Dataset records |

=======

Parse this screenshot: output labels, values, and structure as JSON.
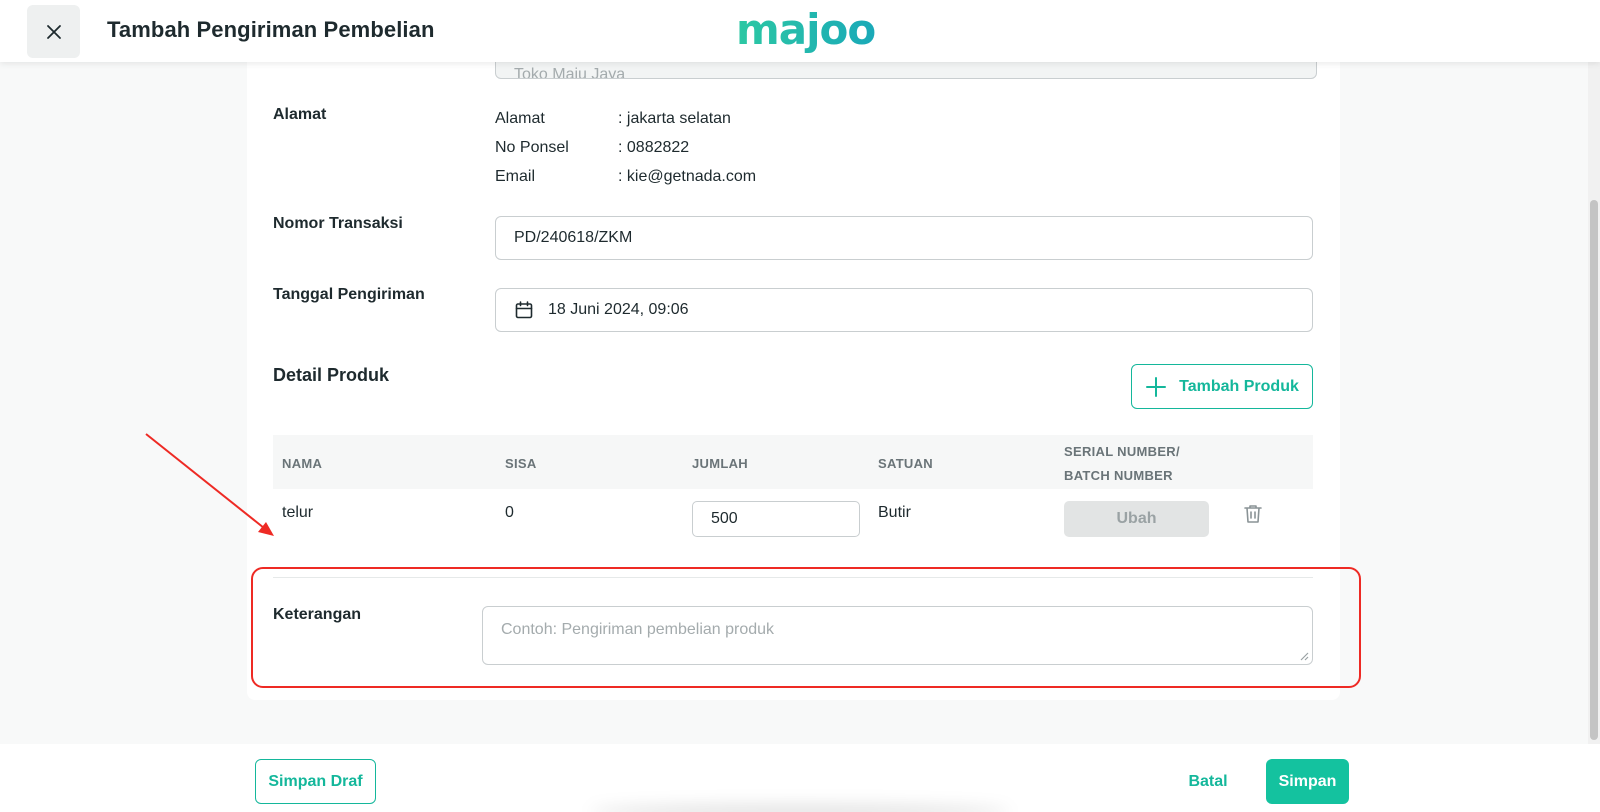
{
  "header": {
    "title": "Tambah Pengiriman Pembelian",
    "logo_text": "majoo"
  },
  "form": {
    "top_field_value": "Toko Maju Jaya",
    "address": {
      "label": "Alamat",
      "rows": [
        {
          "key": "Alamat",
          "value": ": jakarta selatan"
        },
        {
          "key": "No Ponsel",
          "value": ": 0882822"
        },
        {
          "key": "Email",
          "value": ": kie@getnada.com"
        }
      ]
    },
    "transaction": {
      "label": "Nomor Transaksi",
      "value": "PD/240618/ZKM"
    },
    "ship_date": {
      "label": "Tanggal Pengiriman",
      "value": "18 Juni 2024, 09:06"
    },
    "products": {
      "section_title": "Detail Produk",
      "add_button": "Tambah Produk",
      "columns": {
        "name": "NAMA",
        "stock": "SISA",
        "qty": "JUMLAH",
        "unit": "SATUAN",
        "serial_line1": "SERIAL NUMBER/",
        "serial_line2": "BATCH NUMBER"
      },
      "rows": [
        {
          "name": "telur",
          "stock": "0",
          "qty": "500",
          "unit": "Butir",
          "action": "Ubah"
        }
      ]
    },
    "notes": {
      "label": "Keterangan",
      "placeholder": "Contoh: Pengiriman pembelian produk"
    }
  },
  "footer": {
    "draft_label": "Simpan Draf",
    "cancel_label": "Batal",
    "save_label": "Simpan"
  },
  "colors": {
    "accent": "#14b79b",
    "highlight": "#ee2a24"
  }
}
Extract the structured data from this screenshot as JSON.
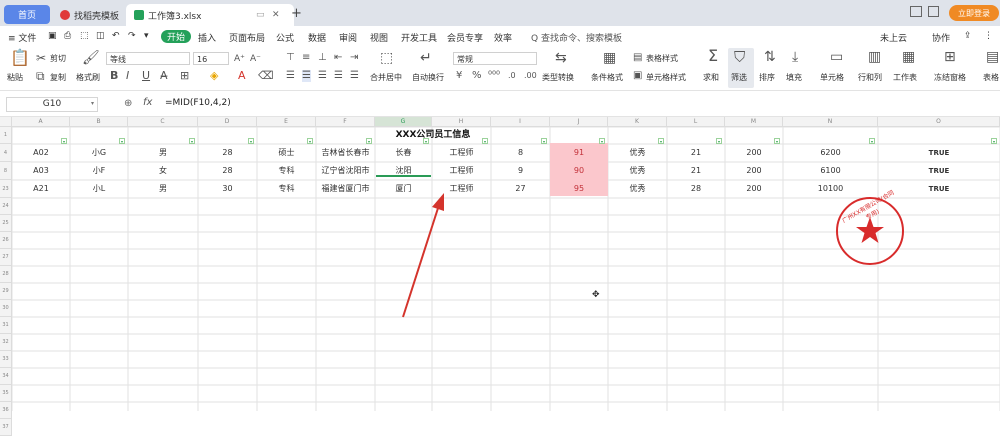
{
  "titlebar": {
    "home_tab": "首页",
    "template_tab": "找稻壳模板",
    "workbook_tab": "工作簿3.xlsx",
    "add_tab": "+",
    "login": "立即登录"
  },
  "menubar": {
    "file": "≡ 文件",
    "start": "开始",
    "items": [
      "插入",
      "页面布局",
      "公式",
      "数据",
      "审阅",
      "视图",
      "开发工具",
      "会员专享",
      "效率"
    ],
    "search": "Q 查找命令、搜索模板",
    "cloud": "未上云",
    "collab": "协作"
  },
  "toolbar": {
    "paste": "粘贴",
    "cut": "剪切",
    "copy": "复制",
    "format_painter": "格式刷",
    "font_name": "等线",
    "font_size": "16",
    "merge": "合并居中",
    "wrap": "自动换行",
    "number_format": "常规",
    "type_convert": "类型转换",
    "cond_format": "条件格式",
    "table_style": "表格样式",
    "cell_style": "单元格样式",
    "sum": "求和",
    "filter": "筛选",
    "sort": "排序",
    "fill": "填充",
    "cell": "单元格",
    "row_col": "行和列",
    "sheet": "工作表",
    "freeze": "冻结窗格",
    "table_tools": "表格"
  },
  "formulabar": {
    "name_box": "G10",
    "fx": "fx",
    "formula": "=MID(F10,4,2)"
  },
  "columns": [
    "A",
    "B",
    "C",
    "D",
    "E",
    "F",
    "G",
    "H",
    "I",
    "J",
    "K",
    "L",
    "M",
    "N",
    "O"
  ],
  "rows": [
    "1",
    "4",
    "8",
    "23",
    "24",
    "25",
    "26",
    "27",
    "28",
    "29",
    "30",
    "31",
    "32",
    "33",
    "34",
    "35",
    "36",
    "37"
  ],
  "title_cell": "XXX公司员工信息",
  "data_rows": [
    [
      "A02",
      "小G",
      "男",
      "28",
      "硕士",
      "吉林省长春市",
      "长春",
      "工程师",
      "8",
      "91",
      "优秀",
      "21",
      "200",
      "6200",
      "TRUE"
    ],
    [
      "A03",
      "小F",
      "女",
      "28",
      "专科",
      "辽宁省沈阳市",
      "沈阳",
      "工程师",
      "9",
      "90",
      "优秀",
      "21",
      "200",
      "6100",
      "TRUE"
    ],
    [
      "A21",
      "小L",
      "男",
      "30",
      "专科",
      "福建省厦门市",
      "厦门",
      "工程师",
      "27",
      "95",
      "优秀",
      "28",
      "200",
      "10100",
      "TRUE"
    ]
  ],
  "colors": {
    "accent_green": "#24a15a",
    "highlight_red": "#fbc7cc",
    "arrow_red": "#d4342c",
    "stamp_red": "#d82b2b"
  },
  "stamp_text": "广州XX有限公司(合同专用)"
}
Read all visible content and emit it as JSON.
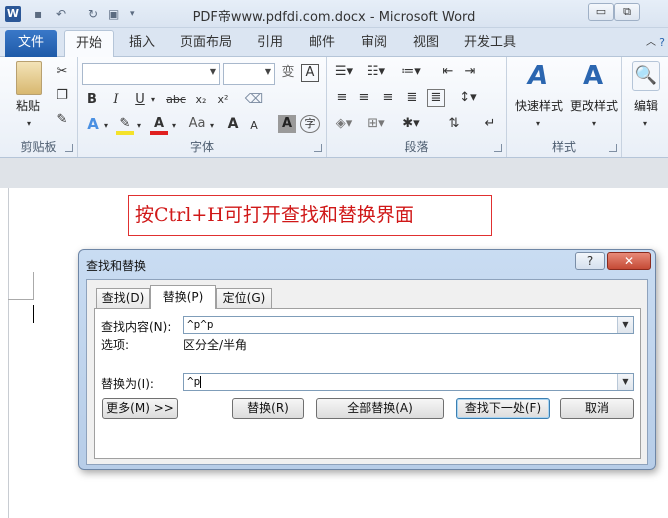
{
  "window": {
    "title": "PDF帝www.pdfdi.com.docx  -  Microsoft Word",
    "app_icon": "W",
    "controls": {
      "minimize": "▭",
      "restore": "⧉"
    }
  },
  "ribbon_tabs": {
    "file": "文件",
    "home": "开始",
    "insert": "插入",
    "layout": "页面布局",
    "references": "引用",
    "mailings": "邮件",
    "review": "审阅",
    "view": "视图",
    "developer": "开发工具"
  },
  "ribbon": {
    "clipboard": {
      "paste_label": "粘贴",
      "group": "剪贴板"
    },
    "font": {
      "group": "字体",
      "bold": "B",
      "italic": "I",
      "underline": "U",
      "strike": "abc",
      "subscript": "x₂",
      "superscript": "x²",
      "phonetic": "变",
      "border_char": "A",
      "grow": "A",
      "shrink": "A",
      "change_case": "Aa",
      "enclose": "字"
    },
    "paragraph": {
      "group": "段落"
    },
    "styles": {
      "group": "样式",
      "quick_styles": "快速样式",
      "change_styles": "更改样式"
    },
    "editing": {
      "label": "编辑"
    }
  },
  "document": {
    "annotation": "按Ctrl+H可打开查找和替换界面"
  },
  "dialog": {
    "title": "查找和替换",
    "help": "?",
    "close": "✕",
    "tabs": {
      "find": "查找(D)",
      "replace": "替换(P)",
      "goto": "定位(G)"
    },
    "find_label": "查找内容(N):",
    "find_value": "^p^p",
    "options_label": "选项:",
    "options_value": "区分全/半角",
    "replace_label": "替换为(I):",
    "replace_value": "^p",
    "buttons": {
      "more": "更多(M) >>",
      "replace": "替换(R)",
      "replace_all": "全部替换(A)",
      "find_next": "查找下一处(F)",
      "cancel": "取消"
    }
  },
  "colors": {
    "accent": "#1e5aa8",
    "annotation_red": "#d01818"
  }
}
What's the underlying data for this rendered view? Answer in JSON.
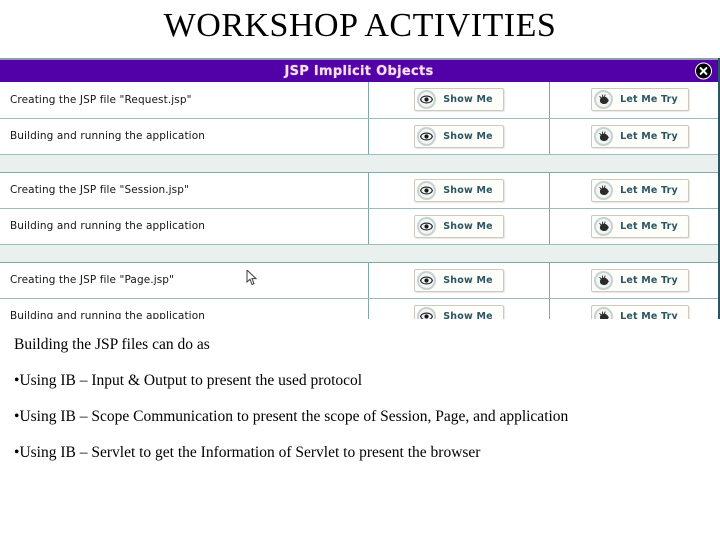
{
  "slide": {
    "title": "WORKSHOP ACTIVITIES"
  },
  "app_window": {
    "titlebar": {
      "title": "JSP Implicit Objects",
      "close_icon": "close-x-icon"
    },
    "columns": {
      "description": "",
      "show": "",
      "try": ""
    },
    "button_labels": {
      "show": "Show Me",
      "try": "Let Me Try"
    },
    "icons": {
      "show": "eye-icon",
      "try": "hand-pointer-icon"
    },
    "groups": [
      {
        "rows": [
          {
            "desc": "Creating the JSP file \"Request.jsp\"",
            "show": "Show Me",
            "try": "Let Me Try"
          },
          {
            "desc": "Building and running the application",
            "show": "Show Me",
            "try": "Let Me Try"
          }
        ]
      },
      {
        "rows": [
          {
            "desc": "Creating the JSP file \"Session.jsp\"",
            "show": "Show Me",
            "try": "Let Me Try"
          },
          {
            "desc": "Building and running the application",
            "show": "Show Me",
            "try": "Let Me Try"
          }
        ]
      },
      {
        "rows": [
          {
            "desc": "Creating the JSP file \"Page.jsp\"",
            "show": "Show Me",
            "try": "Let Me Try"
          },
          {
            "desc": "Building and running the application",
            "show": "Show Me",
            "try": "Let Me Try"
          }
        ]
      }
    ]
  },
  "body": {
    "heading": "Building the JSP files can do as",
    "bullets": [
      "Using IB – Input & Output to present the used protocol",
      "Using IB – Scope Communication to present the scope of Session, Page, and application",
      "Using IB – Servlet to get the Information of Servlet to present the browser"
    ],
    "bullet_marker": "•"
  },
  "colors": {
    "titlebar_purple": "#5200a8",
    "titlebar_text": "#f2e2f2",
    "table_border": "#9dbcbc",
    "gap_row": "#e9f0ee",
    "button_text": "#2b5560",
    "window_edge": "#2b5560"
  }
}
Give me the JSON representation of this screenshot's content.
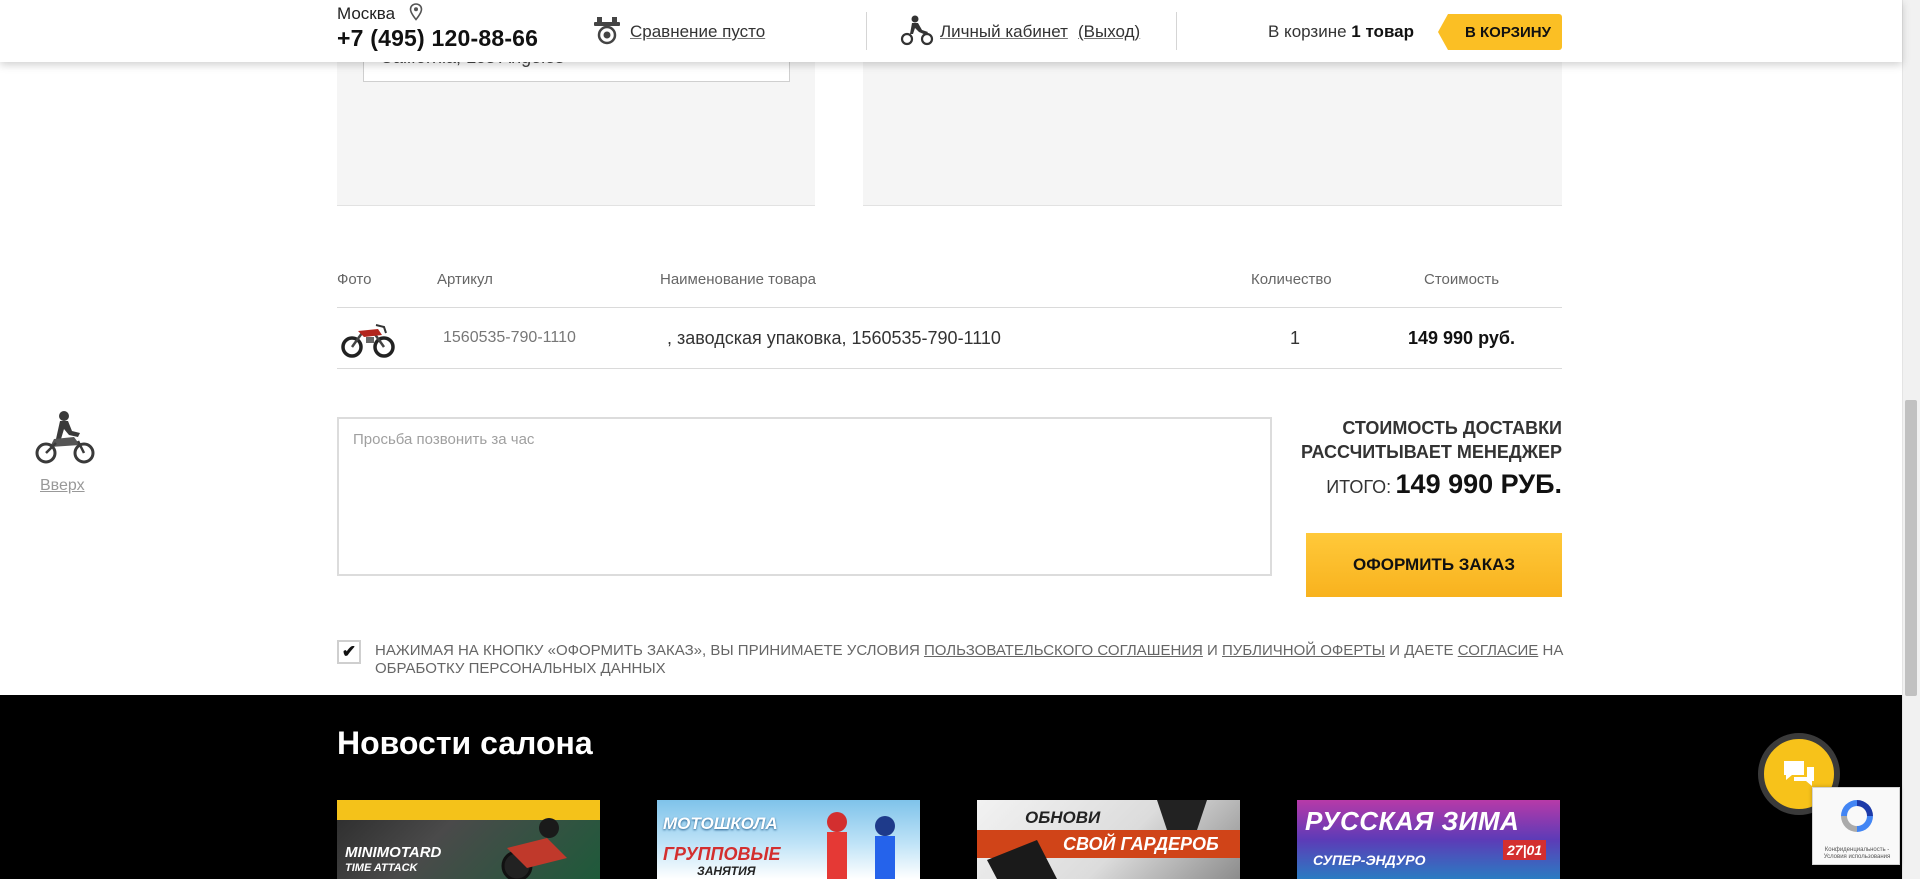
{
  "header": {
    "city": "Москва",
    "phone": "+7 (495) 120-88-66",
    "compare_label": "Сравнение пусто",
    "account_label": "Личный кабинет",
    "logout_label": "(Выход)",
    "cart_prefix": "В корзине",
    "cart_count": "1 товар",
    "cart_button": "В КОРЗИНУ"
  },
  "address": {
    "value": "California, Los Angeles"
  },
  "table": {
    "headers": {
      "photo": "Фото",
      "sku": "Артикул",
      "name": "Наименование товара",
      "qty": "Количество",
      "price": "Стоимость"
    },
    "rows": [
      {
        "sku": "1560535-790-1110",
        "name": ", заводская упаковка, 1560535-790-1110",
        "qty": "1",
        "price": "149 990 руб."
      }
    ]
  },
  "order": {
    "comment_placeholder": "Просьба позвонить за час",
    "delivery_note_line1": "СТОИМОСТЬ ДОСТАВКИ",
    "delivery_note_line2": "РАССЧИТЫВАЕТ МЕНЕДЖЕР",
    "total_label": "ИТОГО:",
    "total_value": "149 990 РУБ.",
    "checkout_button": "ОФОРМИТЬ ЗАКАЗ"
  },
  "agreement": {
    "checked": true,
    "check_mark": "✔",
    "text_part1": "НАЖИМАЯ НА КНОПКУ «ОФОРМИТЬ ЗАКАЗ», ВЫ ПРИНИМАЕТЕ УСЛОВИЯ ",
    "link_user_agreement": "ПОЛЬЗОВАТЕЛЬСКОГО СОГЛАШЕНИЯ",
    "text_and": " И ",
    "link_public_offer": "ПУБЛИЧНОЙ ОФЕРТЫ",
    "text_give": " И ДАЕТЕ ",
    "link_consent": "СОГЛАСИЕ",
    "text_part2": " НА ОБРАБОТКУ ПЕРСОНАЛЬНЫХ ДАННЫХ"
  },
  "to_top": {
    "label": "Вверх"
  },
  "news": {
    "title": "Новости салона",
    "cards": [
      {
        "line1": "MINIMOTARD",
        "line2": "TIME ATTACK"
      },
      {
        "line1": "МОТОШКОЛА",
        "line2": "ГРУППОВЫЕ",
        "line3": "ЗАНЯТИЯ"
      },
      {
        "line1": "ОБНОВИ",
        "line2": "СВОЙ ГАРДЕРОБ"
      },
      {
        "line1": "РУССКАЯ ЗИМА",
        "line2": "СУПЕР-ЭНДУРО",
        "line3": "27|01"
      }
    ]
  },
  "recaptcha": {
    "text": "Конфиденциальность - Условия использования"
  },
  "colors": {
    "accent": "#fbbf24",
    "footer_bg": "#000000"
  }
}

=======

Directions |
Read the data above. Pull out each line in which the string "ЗАКАЗ" appears.

Output of the task |
    "checkout_button": "ОФОРМИТЬ ЗАКАЗ"
    "text_part1": "НАЖИМАЯ НА КНОПКУ «ОФОРМИТЬ ЗАКАЗ», ВЫ ПРИНИМАЕТЕ УСЛОВИЯ ",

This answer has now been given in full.